Given exercise 1 ::
Copy the layout dataset records word for word, everything from the very first line down to the line containing "query-name-field[interactable]: Add a", with both of those lines included.

-*-*-

Principe de Asturias, amphibious assault ship USS Wasp , USS Forestall and light V/STOL carrier HMS Invincible. Photo credit marvolo and Shipbucket

Taking Advantage of the Revolution

I will say it again: Because modern airpower is so effective, you can do much more with much less. The classic American F-15 currently has an unmatched kill ration of 100+ enemy planes to nothing. It is a fact that no American fighter has been shot down by another aircraft in at least 40 years. Concerning naval airpower, the British Royal Navy tallied up a kill ratio 21-0 in the 1982 Falklands Conflict. According to blogger Matthew Taylor “No RAF jet fighter has ever recorded an air-to-air kill.”

We can see the value, especially from the lessons of the Sea Harriers in the South Atlantic conflict, that a few planes might be all that is required for the deployment of manned naval air at sea in the near future. The US Navy’s carriers which  she can’t purchase planes to fill in adequate numbers, is a lesson in the futility of large decks, when fewer planes can perform wonders. The air-to-air victories are just one part. The advent of precision guided munitions on naval air has revolutionized bombing, providing the pilots with the long sought goal of “one bomb, one hit”. It is an amazing capability allowing a single fighter bomber to do the work once required of whole airwings.

Sadly, the Navy wants expensive multi-mission warships to go with their expensive multi-mission aircraft, thus making the revolution in airpower at sea of no effect. It is a lesson in redundancy to only build smart platforms for smart weapons.

The V/STOL Alternative

Such amazing technology could be taken best advantage of with newer light carriers of 20,000 tons, armed with 6-8 F-35B version of the Joint Strike Fighter each. This V/STOL version appears to be the only really vital capability required from the strike plane, long delayed and ever increasing in price. The supposedly “low cost” fighter will probably cost as much as the vastly more capable F-22 Raptor fighter*. In no way can such a price be justified in the thousands wanted by the Pentagon. The high cost could be justified in a run of say, 500 F-35Bs, concerning the unique mission of vertical lift.

Large decks are very handy and capable, as we’ve seen in numerous low tech wars since 1991. They are however, enormously expensive to be used only in Brush Fire wars, amounting to $10 billion in the US Navy not counting its airwing and escort ships. This is especially true since cheaper, more efficient alternatives can do many of the functions of naval airpower. Already submarines and surface ships utilize the Tomahawk land attack missile (TLAM) in a power projection role. Dispersed and on call, the TLAM ships already provide a significant boost in the fighting power of the USA and British navies.

-*-*-

Given exercise 2 ::
Write the next part of the passage on light carriers and naval airpower, picking up right after its last sentence.

[Layout dataset records]
-*-*-

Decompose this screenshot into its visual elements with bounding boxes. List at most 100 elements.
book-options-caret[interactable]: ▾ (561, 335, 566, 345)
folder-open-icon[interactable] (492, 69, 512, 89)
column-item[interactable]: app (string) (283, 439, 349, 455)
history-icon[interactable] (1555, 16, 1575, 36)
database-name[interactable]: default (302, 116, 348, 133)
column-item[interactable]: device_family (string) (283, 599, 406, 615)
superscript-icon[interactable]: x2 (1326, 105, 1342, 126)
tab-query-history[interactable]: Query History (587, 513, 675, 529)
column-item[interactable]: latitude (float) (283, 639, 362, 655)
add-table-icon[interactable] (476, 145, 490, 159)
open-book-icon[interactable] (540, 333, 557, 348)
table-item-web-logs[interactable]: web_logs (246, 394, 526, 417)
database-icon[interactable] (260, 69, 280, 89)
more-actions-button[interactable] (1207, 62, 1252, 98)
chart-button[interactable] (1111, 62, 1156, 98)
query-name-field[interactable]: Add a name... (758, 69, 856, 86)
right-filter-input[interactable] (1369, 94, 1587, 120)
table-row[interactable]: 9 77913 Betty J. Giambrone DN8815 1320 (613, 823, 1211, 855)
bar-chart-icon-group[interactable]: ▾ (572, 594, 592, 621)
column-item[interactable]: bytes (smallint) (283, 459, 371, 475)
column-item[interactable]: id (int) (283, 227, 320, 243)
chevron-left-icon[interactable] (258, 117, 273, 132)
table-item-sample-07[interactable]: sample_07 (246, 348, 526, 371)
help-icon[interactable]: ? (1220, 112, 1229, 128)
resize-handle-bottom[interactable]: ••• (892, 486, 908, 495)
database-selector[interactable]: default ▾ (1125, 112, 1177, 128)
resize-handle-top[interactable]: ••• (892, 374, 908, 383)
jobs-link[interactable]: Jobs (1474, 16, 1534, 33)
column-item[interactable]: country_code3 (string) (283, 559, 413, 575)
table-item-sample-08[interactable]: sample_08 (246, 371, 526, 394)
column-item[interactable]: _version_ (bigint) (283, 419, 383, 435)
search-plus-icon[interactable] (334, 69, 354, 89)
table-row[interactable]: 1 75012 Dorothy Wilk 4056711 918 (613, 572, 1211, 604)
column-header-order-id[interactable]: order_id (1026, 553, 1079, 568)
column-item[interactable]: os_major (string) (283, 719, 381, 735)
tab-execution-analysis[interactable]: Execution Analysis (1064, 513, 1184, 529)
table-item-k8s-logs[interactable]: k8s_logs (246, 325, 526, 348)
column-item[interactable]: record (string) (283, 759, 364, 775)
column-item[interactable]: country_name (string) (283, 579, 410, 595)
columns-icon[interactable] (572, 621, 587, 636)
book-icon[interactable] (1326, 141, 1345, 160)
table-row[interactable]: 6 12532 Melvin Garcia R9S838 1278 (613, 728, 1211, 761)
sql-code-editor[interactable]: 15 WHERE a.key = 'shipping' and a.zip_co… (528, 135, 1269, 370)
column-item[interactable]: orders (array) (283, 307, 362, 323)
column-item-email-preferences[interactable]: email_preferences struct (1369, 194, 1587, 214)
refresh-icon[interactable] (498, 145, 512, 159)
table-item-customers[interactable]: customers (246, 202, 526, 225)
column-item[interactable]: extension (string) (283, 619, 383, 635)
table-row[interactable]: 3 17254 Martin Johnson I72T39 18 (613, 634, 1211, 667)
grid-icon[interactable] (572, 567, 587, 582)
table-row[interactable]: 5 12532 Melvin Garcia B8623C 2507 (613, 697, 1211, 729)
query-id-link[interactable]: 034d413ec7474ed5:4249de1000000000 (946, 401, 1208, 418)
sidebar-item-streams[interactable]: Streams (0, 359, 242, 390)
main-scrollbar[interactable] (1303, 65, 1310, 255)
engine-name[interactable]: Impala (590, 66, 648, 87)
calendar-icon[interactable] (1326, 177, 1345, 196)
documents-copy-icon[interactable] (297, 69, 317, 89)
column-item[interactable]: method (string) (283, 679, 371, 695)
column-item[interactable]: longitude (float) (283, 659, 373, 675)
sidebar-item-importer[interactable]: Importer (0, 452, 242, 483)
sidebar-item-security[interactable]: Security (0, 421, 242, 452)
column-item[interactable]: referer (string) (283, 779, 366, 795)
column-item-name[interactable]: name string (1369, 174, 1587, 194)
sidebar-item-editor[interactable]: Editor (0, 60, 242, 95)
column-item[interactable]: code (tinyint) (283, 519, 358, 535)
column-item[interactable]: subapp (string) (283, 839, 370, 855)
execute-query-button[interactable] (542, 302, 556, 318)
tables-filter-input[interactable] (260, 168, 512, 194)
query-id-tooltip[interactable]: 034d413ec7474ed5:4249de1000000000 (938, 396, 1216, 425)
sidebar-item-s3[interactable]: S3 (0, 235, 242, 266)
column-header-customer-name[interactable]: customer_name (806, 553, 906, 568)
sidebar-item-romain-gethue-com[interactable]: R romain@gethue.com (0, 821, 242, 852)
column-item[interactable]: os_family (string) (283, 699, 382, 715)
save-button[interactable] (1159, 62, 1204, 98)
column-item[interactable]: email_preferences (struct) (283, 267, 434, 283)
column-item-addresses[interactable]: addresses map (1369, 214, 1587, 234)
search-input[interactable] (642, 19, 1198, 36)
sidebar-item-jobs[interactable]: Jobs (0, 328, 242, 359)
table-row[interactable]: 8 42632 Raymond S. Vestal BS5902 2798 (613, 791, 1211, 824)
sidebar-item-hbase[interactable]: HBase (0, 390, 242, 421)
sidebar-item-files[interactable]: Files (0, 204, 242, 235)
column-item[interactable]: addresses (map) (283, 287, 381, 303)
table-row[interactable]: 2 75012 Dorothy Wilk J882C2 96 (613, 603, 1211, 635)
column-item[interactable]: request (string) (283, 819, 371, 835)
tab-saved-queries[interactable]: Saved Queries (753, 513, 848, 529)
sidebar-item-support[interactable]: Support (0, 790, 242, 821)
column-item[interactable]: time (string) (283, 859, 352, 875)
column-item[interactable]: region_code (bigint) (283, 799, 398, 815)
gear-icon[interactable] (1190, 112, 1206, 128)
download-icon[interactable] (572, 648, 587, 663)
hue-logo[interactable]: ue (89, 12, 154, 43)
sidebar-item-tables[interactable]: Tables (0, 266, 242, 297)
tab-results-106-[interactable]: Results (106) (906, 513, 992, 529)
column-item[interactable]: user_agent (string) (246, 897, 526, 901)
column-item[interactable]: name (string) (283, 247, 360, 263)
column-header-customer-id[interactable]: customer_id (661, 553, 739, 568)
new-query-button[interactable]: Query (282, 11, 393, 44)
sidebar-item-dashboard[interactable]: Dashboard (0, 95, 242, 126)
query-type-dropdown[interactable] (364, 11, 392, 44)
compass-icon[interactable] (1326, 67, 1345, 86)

-*-*-

Task result 1 ::
Decompose this screenshot into its visual elements with bounding boxes. List at most 100 elements.
book-options-caret[interactable]: ▾ (561, 335, 566, 345)
folder-open-icon[interactable] (492, 69, 512, 89)
column-item[interactable]: app (string) (283, 439, 349, 455)
history-icon[interactable] (1555, 16, 1575, 36)
database-name[interactable]: default (302, 116, 348, 133)
column-item[interactable]: device_family (string) (283, 599, 406, 615)
superscript-icon[interactable]: x2 (1326, 105, 1342, 126)
tab-query-history[interactable]: Query History (587, 513, 675, 529)
column-item[interactable]: latitude (float) (283, 639, 362, 655)
add-table-icon[interactable] (476, 145, 490, 159)
open-book-icon[interactable] (540, 333, 557, 348)
table-item-web-logs[interactable]: web_logs (246, 394, 526, 417)
database-icon[interactable] (260, 69, 280, 89)
more-actions-button[interactable] (1207, 62, 1252, 98)
chart-button[interactable] (1111, 62, 1156, 98)
query-name-field[interactable]: Add a name... (758, 69, 856, 86)

Task result 2 ::
Some large deck proponents would balk at replacing large decks with smaller ones, especially considering the need for large numbers of planes in the frequent land wars. We can’t imagine after awhile that adequate land bases wouldn’t be available soon after the start of a land campaign. Still, if large decks are occasionally needed, we could keep a few of the newer Nimitz class in semi-reserve, like we once did with the old Iowa battleships, pulling them out occasionally for the rare but possible Big Wars. These vessel would not need their full airwing for such times, as they often sail without full decks anyway these days, but could ferry whatever is needed for the mission intended, such as fighters or even helicopters.

The Final Argument

Summing up, here is the logic for replacing very expensive large deck aircraft carriers and huge and expensive airwings with low cost small carriers and tiny airwings:

  • Modern technology has allowed military aircraft, especially Western fighters the capability to do more with much less.
  • The lack of any peer threat in the last 40 years, and the prevalence of plenty of high performance jets in America and her allies precludes any risk from reducing numbers at sea.
  • High Western training standards, and modern weapons make even lower performing V/STOL planes like the Harrier and the F-35B more than a match for potential enemies.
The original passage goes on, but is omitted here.